Figure data in JSON:

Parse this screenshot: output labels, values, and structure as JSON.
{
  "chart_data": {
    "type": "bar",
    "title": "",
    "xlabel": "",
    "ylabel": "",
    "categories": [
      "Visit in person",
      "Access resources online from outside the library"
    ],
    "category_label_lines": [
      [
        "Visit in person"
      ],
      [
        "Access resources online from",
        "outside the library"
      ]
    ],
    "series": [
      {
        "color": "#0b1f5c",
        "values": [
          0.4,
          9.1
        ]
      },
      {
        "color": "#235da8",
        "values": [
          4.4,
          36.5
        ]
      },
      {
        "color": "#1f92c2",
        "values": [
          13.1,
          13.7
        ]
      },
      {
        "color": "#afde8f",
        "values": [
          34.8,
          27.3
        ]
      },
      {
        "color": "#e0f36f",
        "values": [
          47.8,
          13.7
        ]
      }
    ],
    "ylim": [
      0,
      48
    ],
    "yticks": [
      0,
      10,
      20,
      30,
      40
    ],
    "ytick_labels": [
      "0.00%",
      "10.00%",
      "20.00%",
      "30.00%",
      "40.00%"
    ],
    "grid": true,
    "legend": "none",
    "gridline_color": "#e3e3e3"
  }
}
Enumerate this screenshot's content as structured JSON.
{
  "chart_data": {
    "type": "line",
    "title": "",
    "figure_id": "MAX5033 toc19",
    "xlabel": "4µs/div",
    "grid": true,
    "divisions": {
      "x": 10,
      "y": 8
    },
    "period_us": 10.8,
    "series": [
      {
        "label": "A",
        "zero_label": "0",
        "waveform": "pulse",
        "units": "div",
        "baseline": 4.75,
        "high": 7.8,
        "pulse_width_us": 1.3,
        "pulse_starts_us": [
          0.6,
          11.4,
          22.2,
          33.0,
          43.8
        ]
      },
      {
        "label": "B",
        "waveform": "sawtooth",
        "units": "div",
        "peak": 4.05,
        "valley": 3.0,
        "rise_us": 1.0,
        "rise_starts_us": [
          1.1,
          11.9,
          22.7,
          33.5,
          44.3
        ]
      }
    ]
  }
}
--
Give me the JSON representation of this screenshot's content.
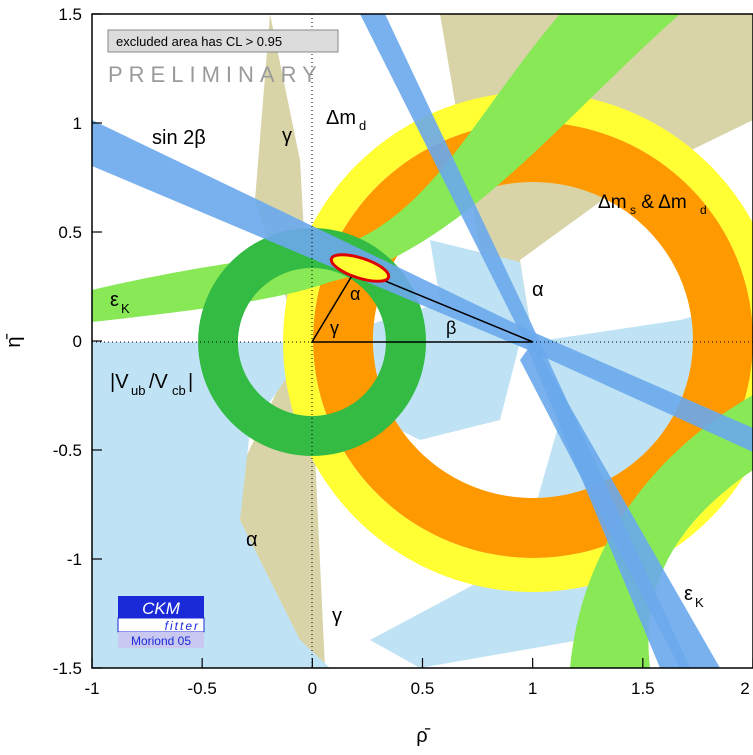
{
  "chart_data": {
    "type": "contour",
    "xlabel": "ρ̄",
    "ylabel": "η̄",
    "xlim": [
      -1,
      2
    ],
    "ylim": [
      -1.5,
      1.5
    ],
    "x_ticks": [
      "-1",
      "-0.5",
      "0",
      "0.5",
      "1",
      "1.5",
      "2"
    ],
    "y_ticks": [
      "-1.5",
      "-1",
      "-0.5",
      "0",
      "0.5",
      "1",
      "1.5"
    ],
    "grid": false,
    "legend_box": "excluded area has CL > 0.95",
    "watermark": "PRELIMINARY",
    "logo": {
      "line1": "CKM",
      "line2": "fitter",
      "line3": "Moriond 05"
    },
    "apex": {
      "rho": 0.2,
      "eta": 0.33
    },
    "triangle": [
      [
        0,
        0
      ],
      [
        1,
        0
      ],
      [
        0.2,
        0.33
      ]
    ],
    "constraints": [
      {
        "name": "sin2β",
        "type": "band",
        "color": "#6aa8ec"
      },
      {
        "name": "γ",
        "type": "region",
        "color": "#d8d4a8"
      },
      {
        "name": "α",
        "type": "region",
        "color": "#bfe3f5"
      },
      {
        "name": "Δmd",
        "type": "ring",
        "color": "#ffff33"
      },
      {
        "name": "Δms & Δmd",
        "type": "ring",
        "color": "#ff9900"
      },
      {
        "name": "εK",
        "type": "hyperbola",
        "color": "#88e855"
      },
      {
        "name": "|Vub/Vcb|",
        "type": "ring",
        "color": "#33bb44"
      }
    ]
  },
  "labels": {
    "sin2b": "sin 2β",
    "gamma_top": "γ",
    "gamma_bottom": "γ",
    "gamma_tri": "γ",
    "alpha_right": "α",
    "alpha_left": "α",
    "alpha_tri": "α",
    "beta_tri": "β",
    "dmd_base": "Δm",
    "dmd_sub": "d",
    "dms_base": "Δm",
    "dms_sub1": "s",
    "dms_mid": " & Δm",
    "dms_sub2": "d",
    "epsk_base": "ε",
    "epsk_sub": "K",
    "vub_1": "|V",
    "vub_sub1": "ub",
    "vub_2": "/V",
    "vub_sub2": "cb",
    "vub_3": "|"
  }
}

INSTRUCTIONS FOR THE TASK. Read the data above and pull out each line that holds the string "name".

RESPONSE TO THIS EXERCISE.
        "name": "sin2β",
        "name": "γ",
        "name": "α",
        "name": "Δmd",
        "name": "Δms & Δmd",
        "name": "εK",
        "name": "|Vub/Vcb|",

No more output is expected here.